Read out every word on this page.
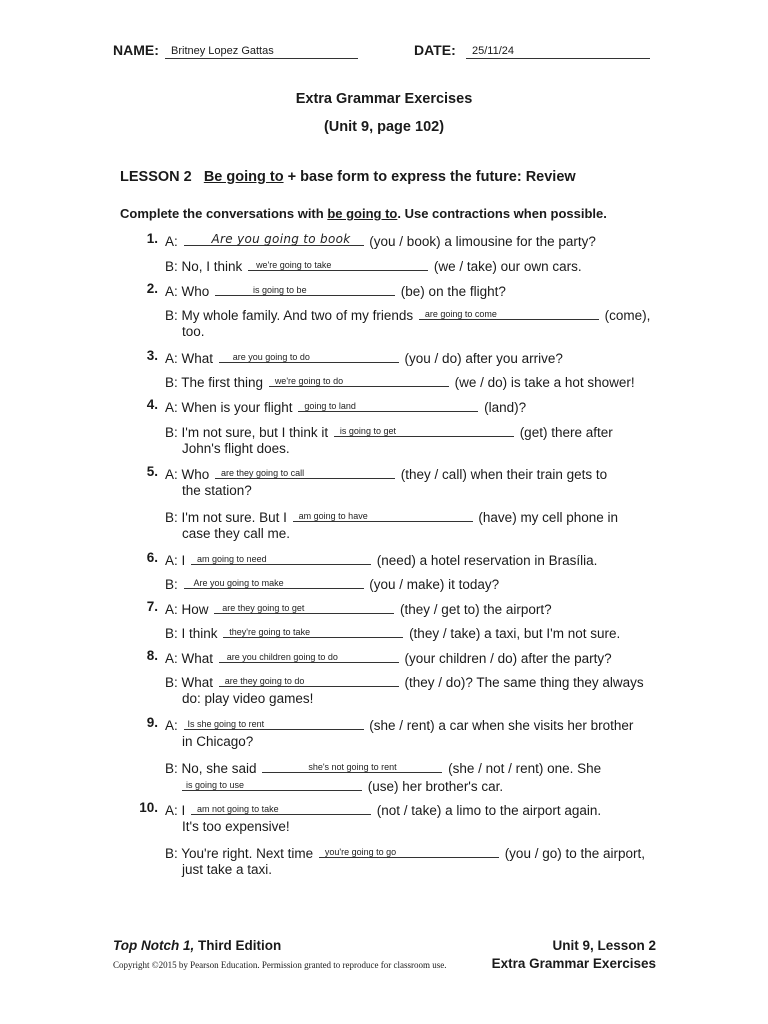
NAME:	Britney Lopez Gattas	DATE:	25/11/24
Extra Grammar Exercises
(Unit 9, page 102)
LESSON 2 Be going to + base form to express the future: Review
Complete the conversations with be going to. Use contractions when possible.
1. A:	Are you going to book (you / book) a limousine for the party?
B: No, I think we're going to take	(we / take) our own cars.
2. A: Who	is going to be	(be) on the flight?
B: My whole family. And two of my friends are going to come	(come),
too.
3. A: What are you going to do	(you / do) after you arrive?
B: The first thing we're going to do	(we / do) is take a hot shower!
4. A: When is your flight going to land	(land)?
B: I'm not sure, but I think it is going to get	(get) there after
John's flight does.
5. A: Who are they going to call	(they / call) when their train gets to
the station?
B: I'm not sure. But I am going to have	(have) my cell phone in
case they call me.
6. A: I am going to need	(need) a hotel reservation in Brasília.
B: Are you going to make	(you / make) it today?
7. A: How are they going to get	(they / get to) the airport?
B: I think they're going to take	(they / take) a taxi, but I'm not sure.
8. A: What are you children going to do	(your children / do) after the party?
B: What are they going to do	(they / do)? The same thing they always
do: play video games!
9. A: Is she going to rent	(she / rent) a car when she visits her brother
in Chicago?
B: No, she said	she's not going to rent	(she / not / rent) one. She
is going to use	(use) her brother's car.
10. A: I am not going to take	(not / take) a limo to the airport again.
It's too expensive!
B: You're right. Next time you're going to go	(you / go) to the airport,
just take a taxi.
Top Notch 1, Third Edition
Copyright ©2015 by Pearson Education. Permission granted to reproduce for classroom use.
Unit 9, Lesson 2
Extra Grammar Exercises
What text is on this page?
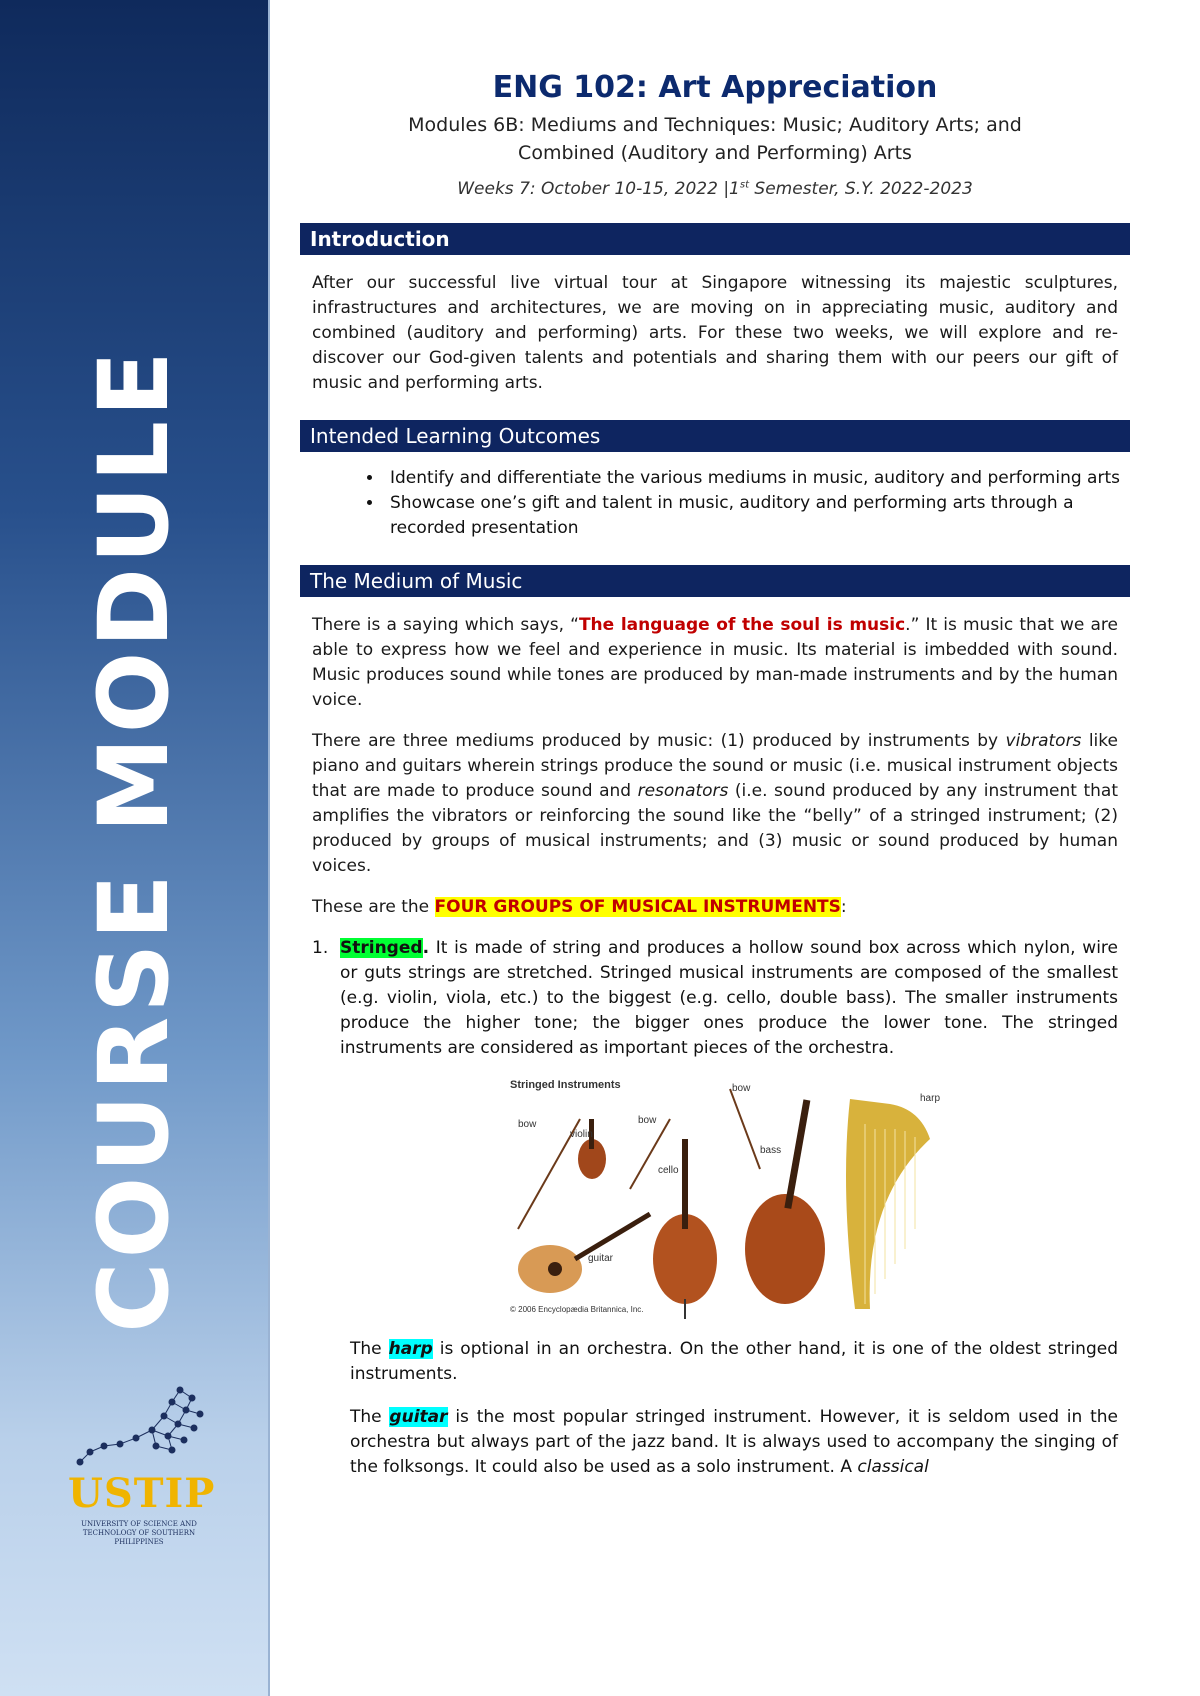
COURSE MODULE
USTIP
UNIVERSITY OF SCIENCE AND TECHNOLOGY OF SOUTHERN PHILIPPINES
ENG 102: Art Appreciation
Modules 6B: Mediums and Techniques: Music; Auditory Arts; and
Combined (Auditory and Performing) Arts
Weeks 7: October 10-15, 2022 |1st Semester, S.Y. 2022-2023
Introduction

After our successful live virtual tour at Singapore witnessing its majestic sculptures, infrastructures and architectures, we are moving on in appreciating music, auditory and combined (auditory and performing) arts. For these two weeks, we will explore and re-discover our God-given talents and potentials and sharing them with our peers our gift of music and performing arts.

Intended Learning Outcomes
• Identify and differentiate the various mediums in music, auditory and performing arts
• Showcase one’s gift and talent in music, auditory and performing arts through a recorded presentation
The Medium of Music

There is a saying which says, “The language of the soul is music.” It is music that we are able to express how we feel and experience in music. Its material is imbedded with sound. Music produces sound while tones are produced by man-made instruments and by the human voice.

There are three mediums produced by music: (1) produced by instruments by vibrators like piano and guitars wherein strings produce the sound or music (i.e. musical instrument objects that are made to produce sound and resonators (i.e. sound produced by any instrument that amplifies the vibrators or reinforcing the sound like the “belly” of a stringed instrument; (2) produced by groups of musical instruments; and (3) music or sound produced by human voices.

These are the FOUR GROUPS OF MUSICAL INSTRUMENTS:

1. Stringed. It is made of string and produces a hollow sound box across which nylon, wire or guts strings are stretched. Stringed musical instruments are composed of the smallest (e.g. violin, viola, etc.) to the biggest (e.g. cello, double bass). The smaller instruments produce the higher tone; the bigger ones produce the lower tone. The stringed instruments are considered as important pieces of the orchestra.
Stringed Instruments
bow
violin
bow
cello
bow
bass
harp
guitar
© 2006 Encyclopædia Britannica, Inc.

The harp is optional in an orchestra. On the other hand, it is one of the oldest stringed instruments.

The guitar is the most popular stringed instrument. However, it is seldom used in the orchestra but always part of the jazz band. It is always used to accompany the singing of the folksongs. It could also be used as a solo instrument. A classical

Problem description
Return the number of lines that include the word "gift", and nothing else.

Problem solution
2